----- Dataset records -----

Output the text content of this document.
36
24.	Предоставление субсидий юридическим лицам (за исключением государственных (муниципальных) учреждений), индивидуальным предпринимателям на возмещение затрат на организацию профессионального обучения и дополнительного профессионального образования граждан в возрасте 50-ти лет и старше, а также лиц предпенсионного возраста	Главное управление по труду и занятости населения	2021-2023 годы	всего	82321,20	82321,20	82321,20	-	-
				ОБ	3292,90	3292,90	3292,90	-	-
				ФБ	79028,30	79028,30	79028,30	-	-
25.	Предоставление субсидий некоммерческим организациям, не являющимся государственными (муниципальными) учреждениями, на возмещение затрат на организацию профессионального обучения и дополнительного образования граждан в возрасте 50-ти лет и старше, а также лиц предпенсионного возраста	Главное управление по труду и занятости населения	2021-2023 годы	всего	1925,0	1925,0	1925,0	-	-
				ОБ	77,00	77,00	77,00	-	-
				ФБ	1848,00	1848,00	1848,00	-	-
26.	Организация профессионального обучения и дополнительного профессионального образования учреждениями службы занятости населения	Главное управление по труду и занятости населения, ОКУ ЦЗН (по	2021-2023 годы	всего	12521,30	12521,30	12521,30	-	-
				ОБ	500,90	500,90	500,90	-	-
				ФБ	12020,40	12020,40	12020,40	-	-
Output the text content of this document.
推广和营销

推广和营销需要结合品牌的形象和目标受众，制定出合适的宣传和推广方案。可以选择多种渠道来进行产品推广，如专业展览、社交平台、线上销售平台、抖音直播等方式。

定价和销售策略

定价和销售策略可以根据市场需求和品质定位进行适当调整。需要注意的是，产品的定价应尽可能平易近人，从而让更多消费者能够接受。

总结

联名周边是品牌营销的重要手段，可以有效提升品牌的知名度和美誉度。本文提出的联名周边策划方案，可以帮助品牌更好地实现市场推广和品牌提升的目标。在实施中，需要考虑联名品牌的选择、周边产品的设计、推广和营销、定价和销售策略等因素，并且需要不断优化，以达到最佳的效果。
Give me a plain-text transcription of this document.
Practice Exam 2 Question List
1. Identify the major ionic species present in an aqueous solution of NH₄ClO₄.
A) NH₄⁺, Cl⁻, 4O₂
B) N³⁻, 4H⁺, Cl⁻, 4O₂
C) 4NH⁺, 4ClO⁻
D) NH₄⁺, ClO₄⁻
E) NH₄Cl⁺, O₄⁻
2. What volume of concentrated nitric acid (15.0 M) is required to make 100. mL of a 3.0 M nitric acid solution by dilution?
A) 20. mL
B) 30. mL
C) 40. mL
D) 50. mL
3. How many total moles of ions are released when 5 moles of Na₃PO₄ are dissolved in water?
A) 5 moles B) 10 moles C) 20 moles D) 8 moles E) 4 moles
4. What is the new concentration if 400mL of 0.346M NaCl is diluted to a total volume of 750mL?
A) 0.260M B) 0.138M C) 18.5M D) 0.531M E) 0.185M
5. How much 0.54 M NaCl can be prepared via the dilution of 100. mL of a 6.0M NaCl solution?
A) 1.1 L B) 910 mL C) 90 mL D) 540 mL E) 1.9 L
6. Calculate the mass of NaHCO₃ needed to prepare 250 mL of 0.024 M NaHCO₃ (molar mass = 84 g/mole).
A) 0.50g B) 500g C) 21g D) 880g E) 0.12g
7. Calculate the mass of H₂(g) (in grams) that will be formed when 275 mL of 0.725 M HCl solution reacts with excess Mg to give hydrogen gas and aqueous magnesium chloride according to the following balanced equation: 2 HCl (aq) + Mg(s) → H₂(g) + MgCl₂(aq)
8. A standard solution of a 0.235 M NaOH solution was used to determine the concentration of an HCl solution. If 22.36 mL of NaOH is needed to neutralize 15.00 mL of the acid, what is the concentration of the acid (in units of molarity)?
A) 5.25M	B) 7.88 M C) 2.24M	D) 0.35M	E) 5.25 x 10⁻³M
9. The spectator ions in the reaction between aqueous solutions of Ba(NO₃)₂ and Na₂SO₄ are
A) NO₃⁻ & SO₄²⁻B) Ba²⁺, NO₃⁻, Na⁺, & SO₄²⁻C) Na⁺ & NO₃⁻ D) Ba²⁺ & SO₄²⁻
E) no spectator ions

-----

**Exercise requirements**. In full and verbatim, repeat the records given above.

**Worked answer**.
Output the text content of this document.
36
24.	Предоставление субсидий юридическим лицам (за исключением государственных (муниципальных) учреждений), индивидуальным предпринимателям на возмещение затрат на организацию профессионального обучения и дополнительного профессионального образования граждан в возрасте 50-ти лет и старше, а также лиц предпенсионного возраста	Главное управление по труду и занятости населения	2021-2023 годы	всего	82321,20	82321,20	82321,20	-	-
				ОБ	3292,90	3292,90	3292,90	-	-
				ФБ	79028,30	79028,30	79028,30	-	-
25.	Предоставление субсидий некоммерческим организациям, не являющимся государственными (муниципальными) учреждениями, на возмещение затрат на организацию профессионального обучения и дополнительного образования граждан в возрасте 50-ти лет и старше, а также лиц предпенсионного возраста	Главное управление по труду и занятости населения	2021-2023 годы	всего	1925,0	1925,0	1925,0	-	-
				ОБ	77,00	77,00	77,00	-	-
				ФБ	1848,00	1848,00	1848,00	-	-
26.	Организация профессионального обучения и дополнительного профессионального образования учреждениями службы занятости населения	Главное управление по труду и занятости населения, ОКУ ЦЗН (по	2021-2023 годы	всего	12521,30	12521,30	12521,30	-	-
				ОБ	500,90	500,90	500,90	-	-
				ФБ	12020,40	12020,40	12020,40	-	-
Output the text content of this document.
推广和营销

推广和营销需要结合品牌的形象和目标受众，制定出合适的宣传和推广方案。可以选择多种渠道来进行产品推广，如专业展览、社交平台、线上销售平台、抖音直播等方式。

定价和销售策略

定价和销售策略可以根据市场需求和品质定位进行适当调整。需要注意的是，产品的定价应尽可能平易近人，从而让更多消费者能够接受。

总结

联名周边是品牌营销的重要手段，可以有效提升品牌的知名度和美誉度。本文提出的联名周边策划方案，可以帮助品牌更好地实现市场推广和品牌提升的目标。在实施中，需要考虑联名品牌的选择、周边产品的设计、推广和营销、定价和销售策略等因素，并且需要不断优化，以达到最佳的效果。
Give me a plain-text transcription of this document.
Practice Exam 2 Question List
1. Identify the major ionic species present in an aqueous solution of NH₄ClO₄.
A) NH₄⁺, Cl⁻, 4O₂
B) N³⁻, 4H⁺, Cl⁻, 4O₂
C) 4NH⁺, 4ClO⁻
D) NH₄⁺, ClO₄⁻
E) NH₄Cl⁺, O₄⁻
2. What volume of concentrated nitric acid (15.0 M) is required to make 100. mL of a 3.0 M nitric acid solution by dilution?
A) 20. mL
B) 30. mL
C) 40. mL
D) 50. mL
3. How many total moles of ions are released when 5 moles of Na₃PO₄ are dissolved in water?
A) 5 moles B) 10 moles C) 20 moles D) 8 moles E) 4 moles
4. What is the new concentration if 400mL of 0.346M NaCl is diluted to a total volume of 750mL?
A) 0.260M B) 0.138M C) 18.5M D) 0.531M E) 0.185M
5. How much 0.54 M NaCl can be prepared via the dilution of 100. mL of a 6.0M NaCl solution?
A) 1.1 L B) 910 mL C) 90 mL D) 540 mL E) 1.9 L
6. Calculate the mass of NaHCO₃ needed to prepare 250 mL of 0.024 M NaHCO₃ (molar mass = 84 g/mole).
A) 0.50g B) 500g C) 21g D) 880g E) 0.12g
7. Calculate the mass of H₂(g) (in grams) that will be formed when 275 mL of 0.725 M HCl solution reacts with excess Mg to give hydrogen gas and aqueous magnesium chloride according to the following balanced equation: 2 HCl (aq) + Mg(s) → H₂(g) + MgCl₂(aq)
8. A standard solution of a 0.235 M NaOH solution was used to determine the concentration of an HCl solution. If 22.36 mL of NaOH is needed to neutralize 15.00 mL of the acid, what is the concentration of the acid (in units of molarity)?
A) 5.25M	B) 7.88 M C) 2.24M	D) 0.35M	E) 5.25 x 10⁻³M
9. The spectator ions in the reaction between aqueous solutions of Ba(NO₃)₂ and Na₂SO₄ are
A) NO₃⁻ & SO₄²⁻B) Ba²⁺, NO₃⁻, Na⁺, & SO₄²⁻C) Na⁺ & NO₃⁻ D) Ba²⁺ & SO₄²⁻
E) no spectator ions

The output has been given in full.